What the task asks: Report every line in the listing that contains the string "Michel".
* start Input rows *
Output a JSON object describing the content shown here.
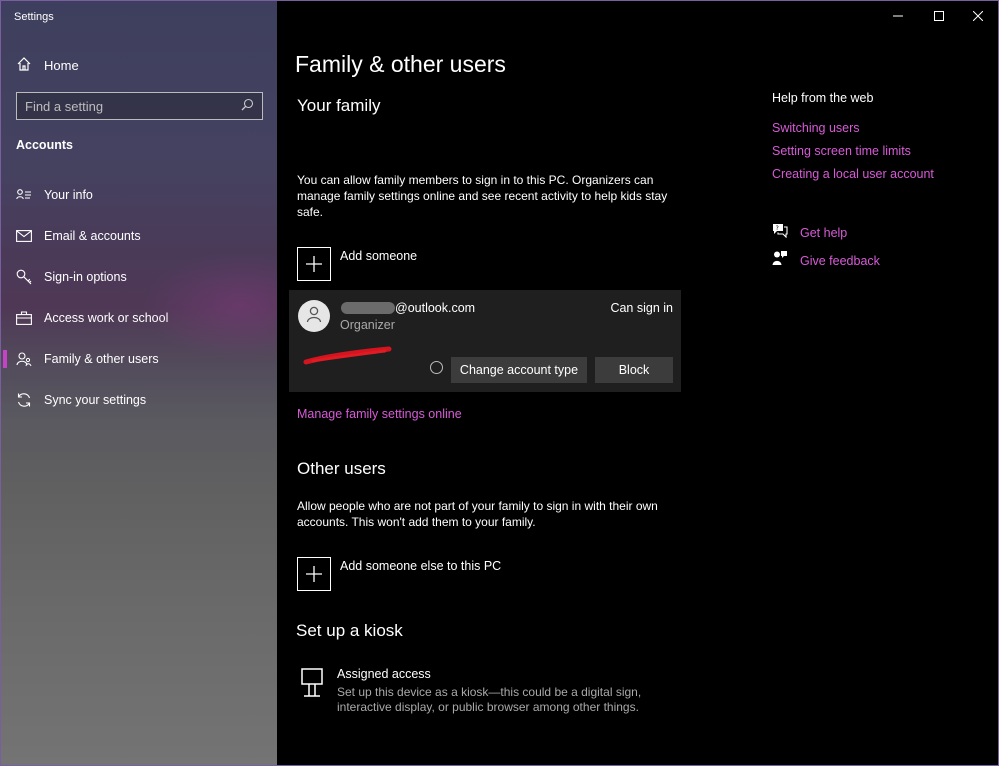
{
  "window": {
    "title": "Settings"
  },
  "controls": {
    "minimize": "–",
    "maximize": "☐",
    "close": "✕"
  },
  "sidebar": {
    "home_label": "Home",
    "search": {
      "placeholder": "Find a setting",
      "icon": "search-icon"
    },
    "section_title": "Accounts",
    "items": [
      {
        "label": "Your info",
        "icon": "contact-card-icon"
      },
      {
        "label": "Email & accounts",
        "icon": "envelope-icon"
      },
      {
        "label": "Sign-in options",
        "icon": "key-icon"
      },
      {
        "label": "Access work or school",
        "icon": "briefcase-icon"
      },
      {
        "label": "Family & other users",
        "icon": "people-icon"
      },
      {
        "label": "Sync your settings",
        "icon": "sync-icon"
      }
    ],
    "active_item": "Family & other users",
    "accent_color": "#c543c5"
  },
  "main": {
    "page_title": "Family & other users",
    "family": {
      "heading": "Your family",
      "description": "You can allow family members to sign in to this PC. Organizers can manage family settings online and see recent activity to help kids stay safe.",
      "add_label": "Add someone",
      "account": {
        "email_suffix": "@outlook.com",
        "role": "Organizer",
        "status": "Can sign in",
        "change_type_label": "Change account type",
        "block_label": "Block"
      },
      "manage_link": "Manage family settings online"
    },
    "other_users": {
      "heading": "Other users",
      "description": "Allow people who are not part of your family to sign in with their own accounts. This won't add them to your family.",
      "add_label": "Add someone else to this PC"
    },
    "kiosk": {
      "heading": "Set up a kiosk",
      "item_title": "Assigned access",
      "item_desc_line1": "Set up this device as a kiosk—this could be a digital sign,",
      "item_desc_line2": "interactive display, or public browser among other things."
    }
  },
  "help": {
    "title": "Help from the web",
    "links": [
      "Switching users",
      "Setting screen time limits",
      "Creating a local user account"
    ],
    "get_help": "Get help",
    "give_feedback": "Give feedback",
    "link_color": "#d75bd7"
  }
}
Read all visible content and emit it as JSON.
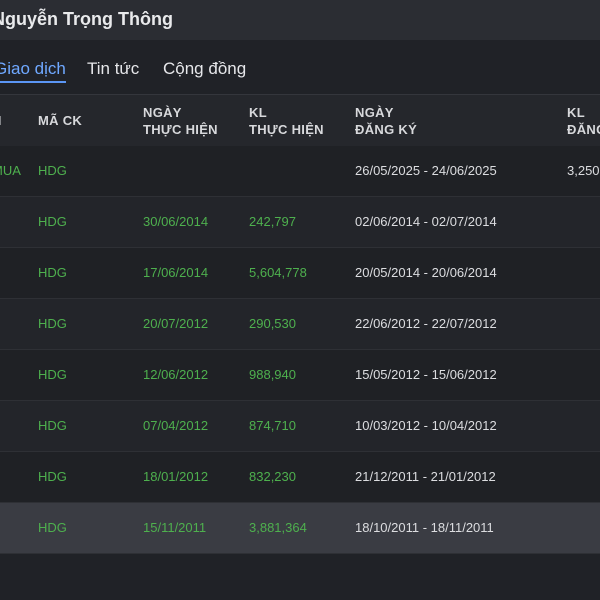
{
  "header": {
    "title": "Nguyễn Trọng Thông"
  },
  "tabs": [
    {
      "label": "Giao dịch",
      "active": true
    },
    {
      "label": "Tin tức",
      "active": false
    },
    {
      "label": "Cộng đồng",
      "active": false
    }
  ],
  "table": {
    "columns": [
      {
        "line1": "H",
        "line2": ""
      },
      {
        "line1": "MÃ CK",
        "line2": ""
      },
      {
        "line1": "NGÀY",
        "line2": "THỰC HIỆN"
      },
      {
        "line1": "KL",
        "line2": "THỰC HIỆN"
      },
      {
        "line1": "NGÀY",
        "line2": "ĐĂNG KÝ"
      },
      {
        "line1": "KL",
        "line2": "ĐĂNG"
      }
    ],
    "rows": [
      {
        "type": "MUA",
        "code": "HDG",
        "exec_date": "",
        "exec_qty": "",
        "reg_period": "26/05/2025 - 24/06/2025",
        "reg_qty": "3,250"
      },
      {
        "type": "",
        "code": "HDG",
        "exec_date": "30/06/2014",
        "exec_qty": "242,797",
        "reg_period": "02/06/2014 - 02/07/2014",
        "reg_qty": ""
      },
      {
        "type": "",
        "code": "HDG",
        "exec_date": "17/06/2014",
        "exec_qty": "5,604,778",
        "reg_period": "20/05/2014 - 20/06/2014",
        "reg_qty": ""
      },
      {
        "type": "",
        "code": "HDG",
        "exec_date": "20/07/2012",
        "exec_qty": "290,530",
        "reg_period": "22/06/2012 - 22/07/2012",
        "reg_qty": ""
      },
      {
        "type": "",
        "code": "HDG",
        "exec_date": "12/06/2012",
        "exec_qty": "988,940",
        "reg_period": "15/05/2012 - 15/06/2012",
        "reg_qty": ""
      },
      {
        "type": "",
        "code": "HDG",
        "exec_date": "07/04/2012",
        "exec_qty": "874,710",
        "reg_period": "10/03/2012 - 10/04/2012",
        "reg_qty": ""
      },
      {
        "type": "",
        "code": "HDG",
        "exec_date": "18/01/2012",
        "exec_qty": "832,230",
        "reg_period": "21/12/2011 - 21/01/2012",
        "reg_qty": ""
      },
      {
        "type": "",
        "code": "HDG",
        "exec_date": "15/11/2011",
        "exec_qty": "3,881,364",
        "reg_period": "18/10/2011 - 18/11/2011",
        "reg_qty": ""
      }
    ]
  },
  "colors": {
    "accent": "#6fa8ff",
    "positive": "#4eb04e",
    "background": "#202227"
  }
}
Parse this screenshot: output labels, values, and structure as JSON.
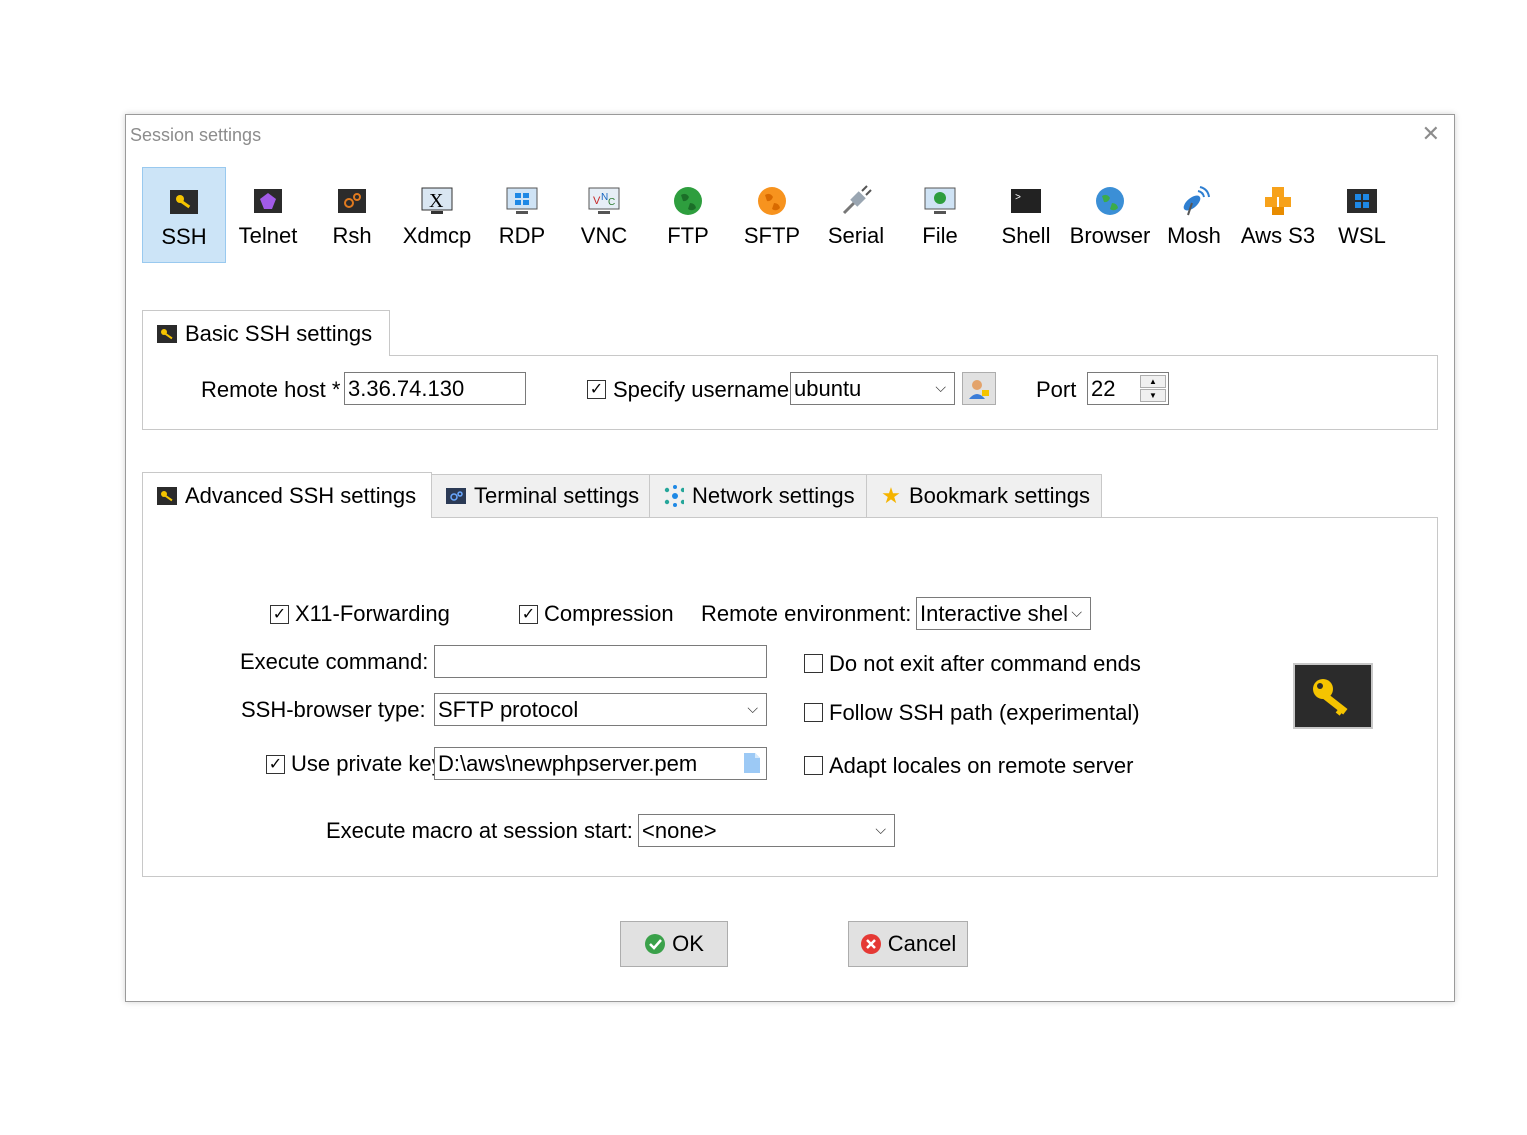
{
  "window": {
    "title": "Session settings",
    "close_icon": "close-icon"
  },
  "session_types": [
    {
      "label": "SSH",
      "icon": "ssh-key-icon",
      "selected": true
    },
    {
      "label": "Telnet",
      "icon": "telnet-icon"
    },
    {
      "label": "Rsh",
      "icon": "rsh-icon"
    },
    {
      "label": "Xdmcp",
      "icon": "xdmcp-icon"
    },
    {
      "label": "RDP",
      "icon": "rdp-icon"
    },
    {
      "label": "VNC",
      "icon": "vnc-icon"
    },
    {
      "label": "FTP",
      "icon": "ftp-globe-icon"
    },
    {
      "label": "SFTP",
      "icon": "sftp-globe-icon"
    },
    {
      "label": "Serial",
      "icon": "serial-plug-icon"
    },
    {
      "label": "File",
      "icon": "file-monitor-icon"
    },
    {
      "label": "Shell",
      "icon": "shell-terminal-icon"
    },
    {
      "label": "Browser",
      "icon": "browser-globe-icon"
    },
    {
      "label": "Mosh",
      "icon": "mosh-satellite-icon"
    },
    {
      "label": "Aws S3",
      "icon": "aws-s3-icon"
    },
    {
      "label": "WSL",
      "icon": "wsl-windows-icon"
    }
  ],
  "basic": {
    "tab_label": "Basic SSH settings",
    "remote_host_label": "Remote host *",
    "remote_host_value": "3.36.74.130",
    "specify_username_label": "Specify username",
    "specify_username_checked": true,
    "username_value": "ubuntu",
    "port_label": "Port",
    "port_value": "22"
  },
  "advanced_tabs": [
    {
      "label": "Advanced SSH settings",
      "icon": "key-icon",
      "active": true
    },
    {
      "label": "Terminal settings",
      "icon": "terminal-icon"
    },
    {
      "label": "Network settings",
      "icon": "network-icon"
    },
    {
      "label": "Bookmark settings",
      "icon": "star-icon"
    }
  ],
  "advanced": {
    "x11_label": "X11-Forwarding",
    "x11_checked": true,
    "compression_label": "Compression",
    "compression_checked": true,
    "remote_env_label": "Remote environment:",
    "remote_env_value": "Interactive shel",
    "execute_command_label": "Execute command:",
    "execute_command_value": "",
    "do_not_exit_label": "Do not exit after command ends",
    "ssh_browser_label": "SSH-browser type:",
    "ssh_browser_value": "SFTP protocol",
    "follow_path_label": "Follow SSH path (experimental)",
    "private_key_label": "Use private key",
    "private_key_checked": true,
    "private_key_value": "D:\\aws\\newphpserver.pem",
    "adapt_locales_label": "Adapt locales on remote server",
    "macro_label": "Execute macro at session start:",
    "macro_value": "<none>"
  },
  "buttons": {
    "ok": "OK",
    "cancel": "Cancel"
  }
}
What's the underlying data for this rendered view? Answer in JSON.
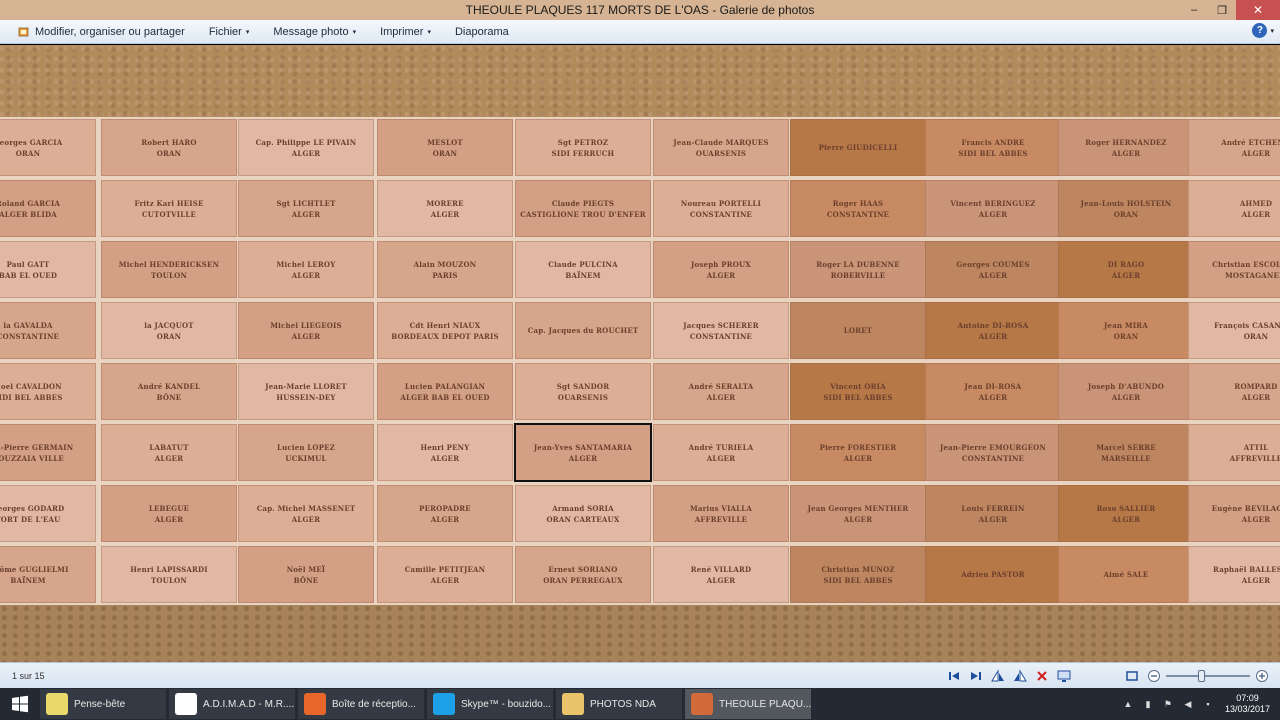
{
  "window": {
    "title": "THEOULE PLAQUES 117 MORTS DE L'OAS - Galerie de photos",
    "minimize": "–",
    "maximize": "❐",
    "close": "✕"
  },
  "toolbar": {
    "items": [
      {
        "label": "Modifier, organiser ou partager",
        "icon": "edit-icon"
      },
      {
        "label": "Fichier",
        "caret": "▾"
      },
      {
        "label": "Message photo",
        "caret": "▾"
      },
      {
        "label": "Imprimer",
        "caret": "▾"
      },
      {
        "label": "Diaporama"
      }
    ],
    "help": "?",
    "help_caret": "▾"
  },
  "photo": {
    "highlighted": "Jean-Yves SANTAMARIA / ALGER",
    "columns": [
      [
        [
          "Georges GARCIA",
          "ORAN"
        ],
        [
          "Roland GARCIA",
          "ALGER      BLIDA"
        ],
        [
          "Paul GATT",
          "BAB EL OUED"
        ],
        [
          "la GAVALDA",
          "CONSTANTINE"
        ],
        [
          "Noel CAVALDON",
          "SIDI BEL ABBES"
        ],
        [
          "Jean-Pierre GERMAIN",
          "BOUZZAIA VILLE"
        ],
        [
          "Georges GODARD",
          "FORT DE L'EAU"
        ],
        [
          "Jérôme GUGLIELMI",
          "BAÏNEM"
        ]
      ],
      [
        [
          "Robert HARO",
          "ORAN"
        ],
        [
          "Fritz Karl HEISE",
          "CUTOTVILLE"
        ],
        [
          "Michel HENDERICKSEN",
          "TOULON"
        ],
        [
          "la JACQUOT",
          "ORAN"
        ],
        [
          "André KANDEL",
          "BÔNE"
        ],
        [
          "LABATUT",
          "ALGER"
        ],
        [
          "LEBEGUE",
          "ALGER"
        ],
        [
          "Henri LAPISSARDI",
          "TOULON"
        ]
      ],
      [
        [
          "Cap. Philippe LE PIVAIN",
          "ALGER"
        ],
        [
          "Sgt LICHTLET",
          "ALGER"
        ],
        [
          "Michel LEROY",
          "ALGER"
        ],
        [
          "Michel LIEGEOIS",
          "ALGER"
        ],
        [
          "Jean-Marie LLORET",
          "HUSSEIN-DEY"
        ],
        [
          "Lucien LOPEZ",
          "UCKIMUL"
        ],
        [
          "Cap. Michel MASSENET",
          "ALGER"
        ],
        [
          "Noël MEÏ",
          "BÔNE"
        ]
      ],
      [
        [
          "MESLOT",
          "ORAN"
        ],
        [
          "MORERE",
          "ALGER"
        ],
        [
          "Alain MOUZON",
          "PARIS"
        ],
        [
          "Cdt Henri NIAUX",
          "BORDEAUX     DEPOT PARIS"
        ],
        [
          "Lucien PALANGIAN",
          "ALGER     BAB EL OUED"
        ],
        [
          "Henri PENY",
          "ALGER"
        ],
        [
          "PEROPADRE",
          "ALGER"
        ],
        [
          "Camille PETITJEAN",
          "ALGER"
        ]
      ],
      [
        [
          "Sgt PETROZ",
          "SIDI FERRUCH"
        ],
        [
          "Claude PIEGTS",
          "CASTIGLIONE     TROU D'ENFER"
        ],
        [
          "Claude PULCINA",
          "BAÏNEM"
        ],
        [
          "Cap. Jacques du ROUCHET",
          ""
        ],
        [
          "Sgt SANDOR",
          "OUARSENIS"
        ],
        [
          "Jean-Yves SANTAMARIA",
          "ALGER"
        ],
        [
          "Armand SORIA",
          "ORAN     CARTEAUX"
        ],
        [
          "Ernest SORIANO",
          "ORAN     PERREGAUX"
        ]
      ],
      [
        [
          "Jean-Claude MARQUES",
          "OUARSENIS"
        ],
        [
          "Noureau PORTELLI",
          "CONSTANTINE"
        ],
        [
          "Joseph PROUX",
          "ALGER"
        ],
        [
          "Jacques SCHERER",
          "CONSTANTINE"
        ],
        [
          "André SERALTA",
          "ALGER"
        ],
        [
          "André TURIELA",
          "ALGER"
        ],
        [
          "Marius VIALLA",
          "AFFREVILLE"
        ],
        [
          "René VILLARD",
          "ALGER"
        ]
      ],
      [
        [
          "Pierre GIUDICELLI",
          ""
        ],
        [
          "Roger HAAS",
          "CONSTANTINE"
        ],
        [
          "Roger LA DUBENNE",
          "ROBERVILLE"
        ],
        [
          "LORET",
          ""
        ],
        [
          "Vincent ORIA",
          "SIDI BEL ABBES"
        ],
        [
          "Pierre FORESTIER",
          "ALGER"
        ],
        [
          "Jean Georges MENTHER",
          "ALGER"
        ],
        [
          "Christian MUNOZ",
          "SIDI BEL ABBES"
        ]
      ],
      [
        [
          "Francis ANDRE",
          "SIDI BEL ABBES"
        ],
        [
          "Vincent BERINGUEZ",
          "ALGER"
        ],
        [
          "Georges COUMES",
          "ALGER"
        ],
        [
          "Antoine DI-ROSA",
          "ALGER"
        ],
        [
          "Jean DI-ROSA",
          "ALGER"
        ],
        [
          "Jean-Pierre EMOURGEON",
          "CONSTANTINE"
        ],
        [
          "Louis FERREIN",
          "ALGER"
        ],
        [
          "Adrien PASTOR",
          ""
        ]
      ],
      [
        [
          "Roger HERNANDEZ",
          "ALGER"
        ],
        [
          "Jean-Louis HOLSTEIN",
          "ORAN"
        ],
        [
          "DI RAGO",
          "ALGER"
        ],
        [
          "Jean MIRA",
          "ORAN"
        ],
        [
          "Joseph D'ABUNDO",
          "ALGER"
        ],
        [
          "Marcel SERRE",
          "MARSEILLE"
        ],
        [
          "Roso SALLIER",
          "ALGER"
        ],
        [
          "Aimé SALE",
          ""
        ]
      ],
      [
        [
          "André ETCHENN",
          "ALGER"
        ],
        [
          "AHMED",
          "ALGER"
        ],
        [
          "Christian ESCOLANO",
          "MOSTAGANEM"
        ],
        [
          "François CASANOVA",
          "ORAN"
        ],
        [
          "ROMPARD",
          "ALGER"
        ],
        [
          "ATTIL",
          "AFFREVILLE"
        ],
        [
          "Eugène BEVILACQUA",
          "ALGER"
        ],
        [
          "Raphaël BALLESTER",
          "ALGER"
        ]
      ]
    ]
  },
  "statusbar": {
    "counter": "1 sur 15",
    "zoom_level": 0.42
  },
  "taskbar": {
    "tasks": [
      {
        "label": "Pense-bête",
        "icon": "sticky-notes-icon",
        "color": "#e8d96a"
      },
      {
        "label": "A.D.I.M.A.D - M.R....",
        "icon": "chrome-icon",
        "color": "#ffffff"
      },
      {
        "label": "Boîte de réceptio...",
        "icon": "mail-icon",
        "color": "#e8662a"
      },
      {
        "label": "Skype™ - bouzido...",
        "icon": "skype-icon",
        "color": "#1ea0e6"
      },
      {
        "label": "PHOTOS NDA",
        "icon": "folder-icon",
        "color": "#e9c46a"
      },
      {
        "label": "THEOULE PLAQU...",
        "icon": "photo-gallery-icon",
        "color": "#d36a3a"
      }
    ],
    "active_task": 5,
    "time": "07:09",
    "date": "13/03/2017"
  },
  "colors": {
    "title_bar": "#d6b493",
    "close_button": "#c75050",
    "taskbar": "#232a33",
    "plaque_text": "#6b3f2c"
  }
}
* end Input rows *
The reply:
          "Michel HENDERICKSEN",
          "Michel LEROY",
          "Michel LIEGEOIS",
          "Cap. Michel MASSENET",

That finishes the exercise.